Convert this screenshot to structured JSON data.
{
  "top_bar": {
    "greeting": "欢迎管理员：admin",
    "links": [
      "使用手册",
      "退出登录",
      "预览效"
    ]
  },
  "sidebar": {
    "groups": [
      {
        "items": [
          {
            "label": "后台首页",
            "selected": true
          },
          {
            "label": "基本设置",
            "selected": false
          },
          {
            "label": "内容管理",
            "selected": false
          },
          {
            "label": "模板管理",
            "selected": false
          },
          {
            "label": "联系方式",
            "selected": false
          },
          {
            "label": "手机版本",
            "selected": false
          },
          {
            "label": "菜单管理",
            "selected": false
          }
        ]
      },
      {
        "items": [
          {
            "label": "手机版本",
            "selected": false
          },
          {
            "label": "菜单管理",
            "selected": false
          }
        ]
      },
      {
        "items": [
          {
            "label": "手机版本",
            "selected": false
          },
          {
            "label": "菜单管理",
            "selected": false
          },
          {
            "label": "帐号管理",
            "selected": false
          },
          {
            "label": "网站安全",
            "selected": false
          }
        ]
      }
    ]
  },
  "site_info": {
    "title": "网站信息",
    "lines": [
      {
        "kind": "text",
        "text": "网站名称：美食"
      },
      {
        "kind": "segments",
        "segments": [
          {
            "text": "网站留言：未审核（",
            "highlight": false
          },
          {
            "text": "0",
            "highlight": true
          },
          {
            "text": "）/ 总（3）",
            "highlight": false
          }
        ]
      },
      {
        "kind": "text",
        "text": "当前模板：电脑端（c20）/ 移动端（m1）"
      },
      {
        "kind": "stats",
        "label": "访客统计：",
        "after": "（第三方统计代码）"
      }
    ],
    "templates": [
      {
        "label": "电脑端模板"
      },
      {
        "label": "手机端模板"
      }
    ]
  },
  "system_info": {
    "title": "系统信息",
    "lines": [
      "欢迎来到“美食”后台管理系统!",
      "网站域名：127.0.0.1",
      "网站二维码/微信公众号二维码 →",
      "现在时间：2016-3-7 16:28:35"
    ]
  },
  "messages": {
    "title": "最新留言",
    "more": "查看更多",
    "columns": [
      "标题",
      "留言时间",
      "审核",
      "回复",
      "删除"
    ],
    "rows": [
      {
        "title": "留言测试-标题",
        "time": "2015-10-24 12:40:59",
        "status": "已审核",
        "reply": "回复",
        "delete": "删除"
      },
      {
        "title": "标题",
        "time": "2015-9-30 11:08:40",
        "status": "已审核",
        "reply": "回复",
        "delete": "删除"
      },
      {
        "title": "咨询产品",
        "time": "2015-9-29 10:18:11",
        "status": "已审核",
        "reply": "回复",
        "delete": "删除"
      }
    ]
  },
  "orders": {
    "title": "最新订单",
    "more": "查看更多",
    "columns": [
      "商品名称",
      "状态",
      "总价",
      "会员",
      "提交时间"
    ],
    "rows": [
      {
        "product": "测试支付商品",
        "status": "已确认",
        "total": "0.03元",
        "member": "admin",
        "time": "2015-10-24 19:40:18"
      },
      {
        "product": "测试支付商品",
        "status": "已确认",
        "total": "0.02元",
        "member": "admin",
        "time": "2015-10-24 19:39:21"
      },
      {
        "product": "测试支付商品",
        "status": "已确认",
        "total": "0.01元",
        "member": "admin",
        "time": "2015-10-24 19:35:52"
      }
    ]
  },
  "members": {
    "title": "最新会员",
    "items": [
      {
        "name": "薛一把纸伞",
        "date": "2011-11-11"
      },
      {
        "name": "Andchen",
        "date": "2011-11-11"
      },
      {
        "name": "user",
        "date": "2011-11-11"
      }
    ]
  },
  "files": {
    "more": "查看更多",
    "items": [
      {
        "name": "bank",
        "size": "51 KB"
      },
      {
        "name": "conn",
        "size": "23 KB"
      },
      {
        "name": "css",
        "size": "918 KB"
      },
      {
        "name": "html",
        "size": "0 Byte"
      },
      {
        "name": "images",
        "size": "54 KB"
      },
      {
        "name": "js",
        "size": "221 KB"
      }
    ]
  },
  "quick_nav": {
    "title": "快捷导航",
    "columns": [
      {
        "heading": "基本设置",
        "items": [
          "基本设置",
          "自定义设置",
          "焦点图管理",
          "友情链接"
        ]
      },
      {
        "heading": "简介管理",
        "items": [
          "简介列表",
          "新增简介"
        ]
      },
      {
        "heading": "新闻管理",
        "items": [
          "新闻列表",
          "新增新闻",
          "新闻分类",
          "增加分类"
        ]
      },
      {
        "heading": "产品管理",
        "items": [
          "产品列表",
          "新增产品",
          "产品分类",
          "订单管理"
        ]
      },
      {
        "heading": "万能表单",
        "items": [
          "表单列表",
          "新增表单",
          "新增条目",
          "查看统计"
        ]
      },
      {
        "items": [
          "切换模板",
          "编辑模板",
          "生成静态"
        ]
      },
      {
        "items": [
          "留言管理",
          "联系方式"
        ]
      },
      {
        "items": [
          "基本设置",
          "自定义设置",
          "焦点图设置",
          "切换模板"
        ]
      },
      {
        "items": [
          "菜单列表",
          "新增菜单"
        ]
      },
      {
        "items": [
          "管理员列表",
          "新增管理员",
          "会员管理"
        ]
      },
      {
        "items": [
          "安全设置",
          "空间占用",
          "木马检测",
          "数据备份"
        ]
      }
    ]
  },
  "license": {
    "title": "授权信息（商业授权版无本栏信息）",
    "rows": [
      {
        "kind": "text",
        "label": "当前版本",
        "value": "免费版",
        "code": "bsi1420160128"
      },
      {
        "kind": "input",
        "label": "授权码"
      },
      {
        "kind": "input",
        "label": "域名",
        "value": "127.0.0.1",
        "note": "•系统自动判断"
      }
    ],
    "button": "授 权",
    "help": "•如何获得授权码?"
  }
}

◆ ◆ ◆ ◆ ◆ ◆ ◆

WHAT YOU SHOULD DO
Retype all of the data shown above, word for word.

REPLY
Convert this screenshot to structured JSON data.
{
  "top_bar": {
    "greeting": "欢迎管理员：admin",
    "links": [
      "使用手册",
      "退出登录",
      "预览效"
    ]
  },
  "sidebar": {
    "groups": [
      {
        "items": [
          {
            "label": "后台首页",
            "selected": true
          },
          {
            "label": "基本设置",
            "selected": false
          },
          {
            "label": "内容管理",
            "selected": false
          },
          {
            "label": "模板管理",
            "selected": false
          },
          {
            "label": "联系方式",
            "selected": false
          },
          {
            "label": "手机版本",
            "selected": false
          },
          {
            "label": "菜单管理",
            "selected": false
          }
        ]
      },
      {
        "items": [
          {
            "label": "手机版本",
            "selected": false
          },
          {
            "label": "菜单管理",
            "selected": false
          }
        ]
      },
      {
        "items": [
          {
            "label": "手机版本",
            "selected": false
          },
          {
            "label": "菜单管理",
            "selected": false
          },
          {
            "label": "帐号管理",
            "selected": false
          },
          {
            "label": "网站安全",
            "selected": false
          }
        ]
      }
    ]
  },
  "site_info": {
    "title": "网站信息",
    "lines": [
      {
        "kind": "text",
        "text": "网站名称：美食"
      },
      {
        "kind": "segments",
        "segments": [
          {
            "text": "网站留言：未审核（",
            "highlight": false
          },
          {
            "text": "0",
            "highlight": true
          },
          {
            "text": "）/ 总（3）",
            "highlight": false
          }
        ]
      },
      {
        "kind": "text",
        "text": "当前模板：电脑端（c20）/ 移动端（m1）"
      },
      {
        "kind": "stats",
        "label": "访客统计：",
        "after": "（第三方统计代码）"
      }
    ],
    "templates": [
      {
        "label": "电脑端模板"
      },
      {
        "label": "手机端模板"
      }
    ]
  },
  "system_info": {
    "title": "系统信息",
    "lines": [
      "欢迎来到“美食”后台管理系统!",
      "网站域名：127.0.0.1",
      "网站二维码/微信公众号二维码 →",
      "现在时间：2016-3-7 16:28:35"
    ]
  },
  "messages": {
    "title": "最新留言",
    "more": "查看更多",
    "columns": [
      "标题",
      "留言时间",
      "审核",
      "回复",
      "删除"
    ],
    "rows": [
      {
        "title": "留言测试-标题",
        "time": "2015-10-24 12:40:59",
        "status": "已审核",
        "reply": "回复",
        "delete": "删除"
      },
      {
        "title": "标题",
        "time": "2015-9-30 11:08:40",
        "status": "已审核",
        "reply": "回复",
        "delete": "删除"
      },
      {
        "title": "咨询产品",
        "time": "2015-9-29 10:18:11",
        "status": "已审核",
        "reply": "回复",
        "delete": "删除"
      }
    ]
  },
  "orders": {
    "title": "最新订单",
    "more": "查看更多",
    "columns": [
      "商品名称",
      "状态",
      "总价",
      "会员",
      "提交时间"
    ],
    "rows": [
      {
        "product": "测试支付商品",
        "status": "已确认",
        "total": "0.03元",
        "member": "admin",
        "time": "2015-10-24 19:40:18"
      },
      {
        "product": "测试支付商品",
        "status": "已确认",
        "total": "0.02元",
        "member": "admin",
        "time": "2015-10-24 19:39:21"
      },
      {
        "product": "测试支付商品",
        "status": "已确认",
        "total": "0.01元",
        "member": "admin",
        "time": "2015-10-24 19:35:52"
      }
    ]
  },
  "members": {
    "title": "最新会员",
    "items": [
      {
        "name": "薛一把纸伞",
        "date": "2011-11-11"
      },
      {
        "name": "Andchen",
        "date": "2011-11-11"
      },
      {
        "name": "user",
        "date": "2011-11-11"
      }
    ]
  },
  "files": {
    "more": "查看更多",
    "items": [
      {
        "name": "bank",
        "size": "51 KB"
      },
      {
        "name": "conn",
        "size": "23 KB"
      },
      {
        "name": "css",
        "size": "918 KB"
      },
      {
        "name": "html",
        "size": "0 Byte"
      },
      {
        "name": "images",
        "size": "54 KB"
      },
      {
        "name": "js",
        "size": "221 KB"
      }
    ]
  },
  "quick_nav": {
    "title": "快捷导航",
    "columns": [
      {
        "heading": "基本设置",
        "items": [
          "基本设置",
          "自定义设置",
          "焦点图管理",
          "友情链接"
        ]
      },
      {
        "heading": "简介管理",
        "items": [
          "简介列表",
          "新增简介"
        ]
      },
      {
        "heading": "新闻管理",
        "items": [
          "新闻列表",
          "新增新闻",
          "新闻分类",
          "增加分类"
        ]
      },
      {
        "heading": "产品管理",
        "items": [
          "产品列表",
          "新增产品",
          "产品分类",
          "订单管理"
        ]
      },
      {
        "heading": "万能表单",
        "items": [
          "表单列表",
          "新增表单",
          "新增条目",
          "查看统计"
        ]
      },
      {
        "items": [
          "切换模板",
          "编辑模板",
          "生成静态"
        ]
      },
      {
        "items": [
          "留言管理",
          "联系方式"
        ]
      },
      {
        "items": [
          "基本设置",
          "自定义设置",
          "焦点图设置",
          "切换模板"
        ]
      },
      {
        "items": [
          "菜单列表",
          "新增菜单"
        ]
      },
      {
        "items": [
          "管理员列表",
          "新增管理员",
          "会员管理"
        ]
      },
      {
        "items": [
          "安全设置",
          "空间占用",
          "木马检测",
          "数据备份"
        ]
      }
    ]
  },
  "license": {
    "title": "授权信息（商业授权版无本栏信息）",
    "rows": [
      {
        "kind": "text",
        "label": "当前版本",
        "value": "免费版",
        "code": "bsi1420160128"
      },
      {
        "kind": "input",
        "label": "授权码"
      },
      {
        "kind": "input",
        "label": "域名",
        "value": "127.0.0.1",
        "note": "•系统自动判断"
      }
    ],
    "button": "授 权",
    "help": "•如何获得授权码?"
  }
}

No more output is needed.